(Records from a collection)
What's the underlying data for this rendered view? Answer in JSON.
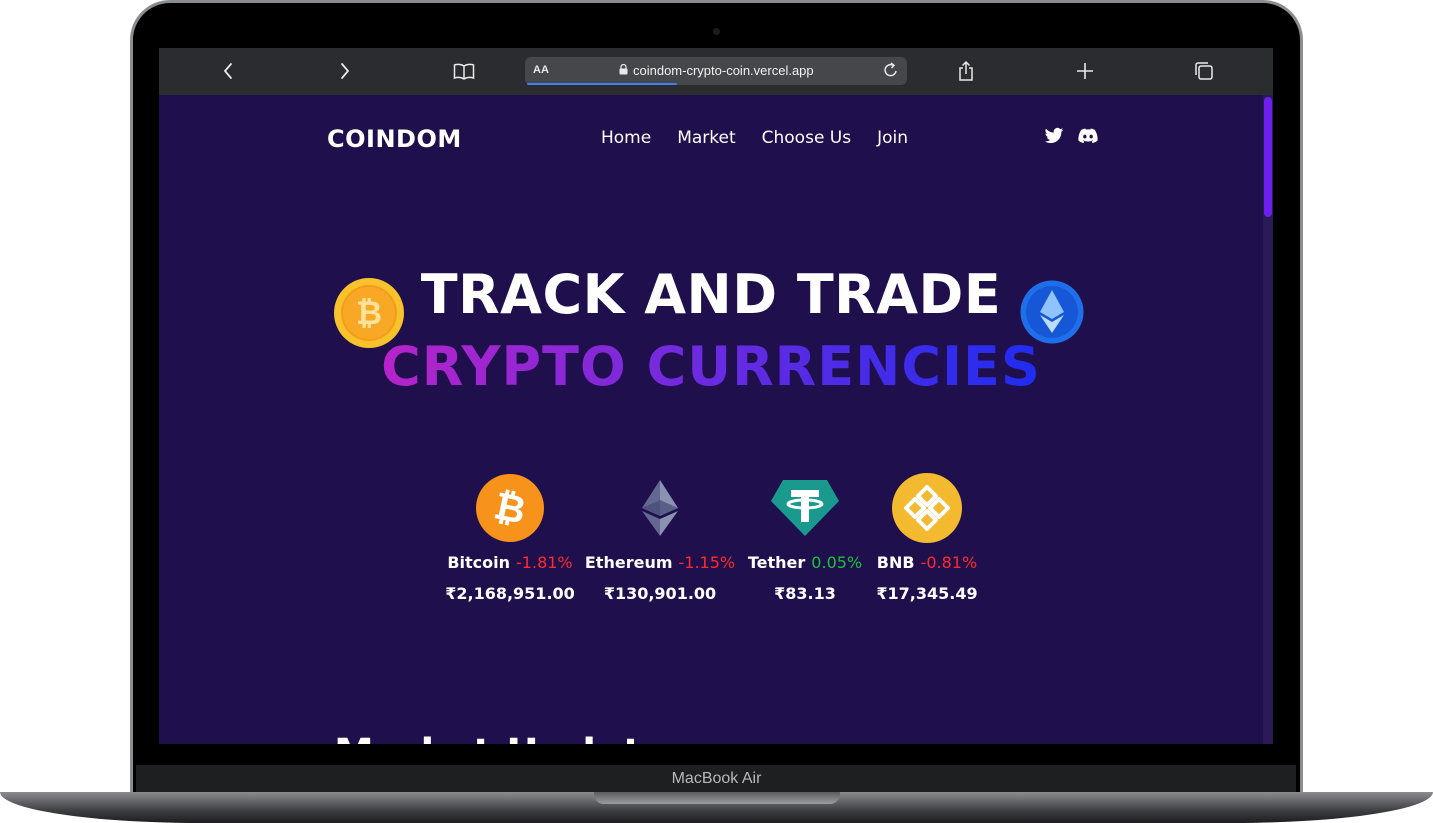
{
  "device": {
    "model_label": "MacBook Air"
  },
  "browser": {
    "text_size_label": "AA",
    "url": "coindom-crypto-coin.vercel.app",
    "icons": [
      "chevron-left-icon",
      "chevron-right-icon",
      "book-icon",
      "lock-icon",
      "reload-icon",
      "share-icon",
      "plus-icon",
      "tabs-icon"
    ]
  },
  "site": {
    "logo": "COINDOM",
    "nav": {
      "home": "Home",
      "market": "Market",
      "choose_us": "Choose Us",
      "join": "Join"
    },
    "social_icons": [
      "twitter-icon",
      "discord-icon"
    ]
  },
  "hero": {
    "line1": "TRACK AND TRADE",
    "line2": "CRYPTO CURRENCIES",
    "gradient_colors": [
      "#b624c9",
      "#6a2be0",
      "#1f2cf0"
    ]
  },
  "coins": [
    {
      "name": "Bitcoin",
      "change": "-1.81%",
      "trend": "negative",
      "price": "₹2,168,951.00",
      "icon": "bitcoin-icon"
    },
    {
      "name": "Ethereum",
      "change": "-1.15%",
      "trend": "negative",
      "price": "₹130,901.00",
      "icon": "ethereum-icon"
    },
    {
      "name": "Tether",
      "change": "0.05%",
      "trend": "positive",
      "price": "₹83.13",
      "icon": "tether-icon"
    },
    {
      "name": "BNB",
      "change": "-0.81%",
      "trend": "negative",
      "price": "₹17,345.49",
      "icon": "bnb-icon"
    }
  ],
  "next_section": {
    "heading_peek": "Market Update"
  },
  "colors": {
    "page_bg": "#200f4d",
    "negative": "#ff2a2a",
    "positive": "#19c23a",
    "scrollbar_thumb": "#6d1ff0"
  }
}
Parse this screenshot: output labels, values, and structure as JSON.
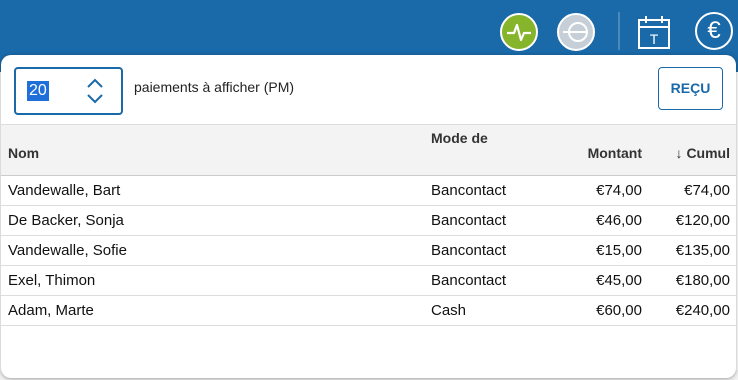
{
  "header": {
    "icons": [
      "pulse-icon",
      "coin-icon",
      "calendar-icon",
      "euro-icon"
    ],
    "calendar_letter": "T",
    "euro_symbol": "€",
    "accent": "#1a69a8",
    "pulse_color": "#86b52c"
  },
  "controls": {
    "count_value": "20",
    "count_label": "paiements à afficher (PM)",
    "receipt_button": "REÇU"
  },
  "table": {
    "columns": {
      "name": "Nom",
      "mode": "Mode de",
      "amount": "Montant",
      "sort_arrow": "↓",
      "cumulative": "Cumul"
    },
    "rows": [
      {
        "name": "Vandewalle, Bart",
        "mode": "Bancontact",
        "amount": "€74,00",
        "cumulative": "€74,00"
      },
      {
        "name": "De Backer, Sonja",
        "mode": "Bancontact",
        "amount": "€46,00",
        "cumulative": "€120,00"
      },
      {
        "name": "Vandewalle, Sofie",
        "mode": "Bancontact",
        "amount": "€15,00",
        "cumulative": "€135,00"
      },
      {
        "name": "Exel, Thimon",
        "mode": "Bancontact",
        "amount": "€45,00",
        "cumulative": "€180,00"
      },
      {
        "name": "Adam, Marte",
        "mode": "Cash",
        "amount": "€60,00",
        "cumulative": "€240,00"
      }
    ]
  }
}
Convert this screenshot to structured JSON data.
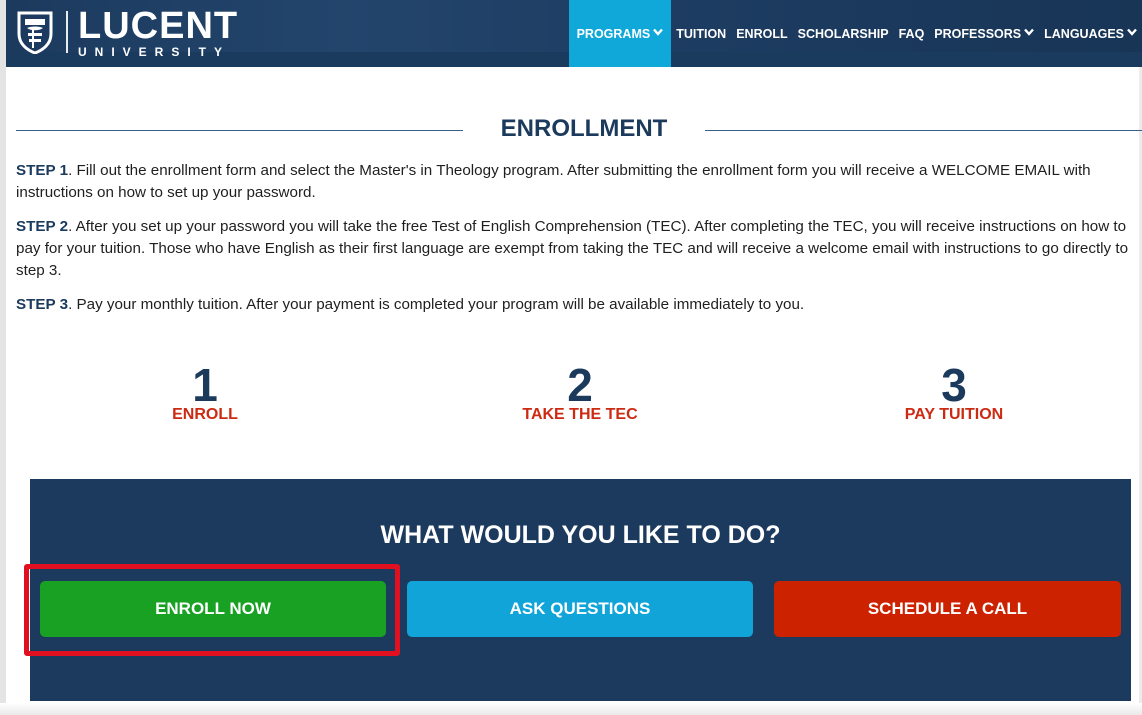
{
  "brand": {
    "title": "LUCENT",
    "subtitle": "UNIVERSITY",
    "logo_icon": "shield-crest-icon"
  },
  "nav": {
    "items": [
      {
        "label": "PROGRAMS",
        "has_dropdown": true,
        "active": true
      },
      {
        "label": "TUITION",
        "has_dropdown": false,
        "active": false
      },
      {
        "label": "ENROLL",
        "has_dropdown": false,
        "active": false
      },
      {
        "label": "SCHOLARSHIP",
        "has_dropdown": false,
        "active": false
      },
      {
        "label": "FAQ",
        "has_dropdown": false,
        "active": false
      },
      {
        "label": "PROFESSORS",
        "has_dropdown": true,
        "active": false
      },
      {
        "label": "LANGUAGES",
        "has_dropdown": true,
        "active": false
      }
    ],
    "dropdown_icon": "chevron-down-icon"
  },
  "enrollment": {
    "title": "ENROLLMENT",
    "steps": [
      {
        "label": "STEP 1",
        "text": ". Fill out the enrollment form and select the Master's in Theology program. After submitting the enrollment form you will receive a WELCOME EMAIL with instructions on how to set up your password."
      },
      {
        "label": "STEP 2",
        "text": ". After you set up your password you will take the free Test of English Comprehension (TEC). After completing the TEC, you will receive instructions on how to pay for your tuition. Those who have English as their first language are exempt from taking the TEC and will receive a welcome email with instructions to go directly to step 3."
      },
      {
        "label": "STEP 3",
        "text": ". Pay your monthly tuition. After your payment is completed your program will be available immediately to you."
      }
    ],
    "big_steps": [
      {
        "number": "1",
        "label": "ENROLL"
      },
      {
        "number": "2",
        "label": "TAKE THE TEC"
      },
      {
        "number": "3",
        "label": "PAY TUITION"
      }
    ]
  },
  "cta": {
    "title": "WHAT WOULD YOU LIKE TO DO?",
    "enroll_label": "ENROLL NOW",
    "ask_label": "ASK QUESTIONS",
    "call_label": "SCHEDULE A CALL"
  },
  "colors": {
    "header_bg": "#1c3a5e",
    "nav_active": "#0fa8d8",
    "accent_red": "#cc2a12",
    "enroll_green": "#19a124",
    "ask_blue": "#11a4d9",
    "call_red": "#cc2200",
    "highlight": "#e01020"
  }
}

-- Directions for this task --
From the records above, pick out and copy each line holding the word "cumulative".

-- Exercise result --
      "cumulative": "Cumul"
        "cumulative": "€74,00"
        "cumulative": "€120,00"
        "cumulative": "€135,00"
        "cumulative": "€180,00"
        "cumulative": "€240,00"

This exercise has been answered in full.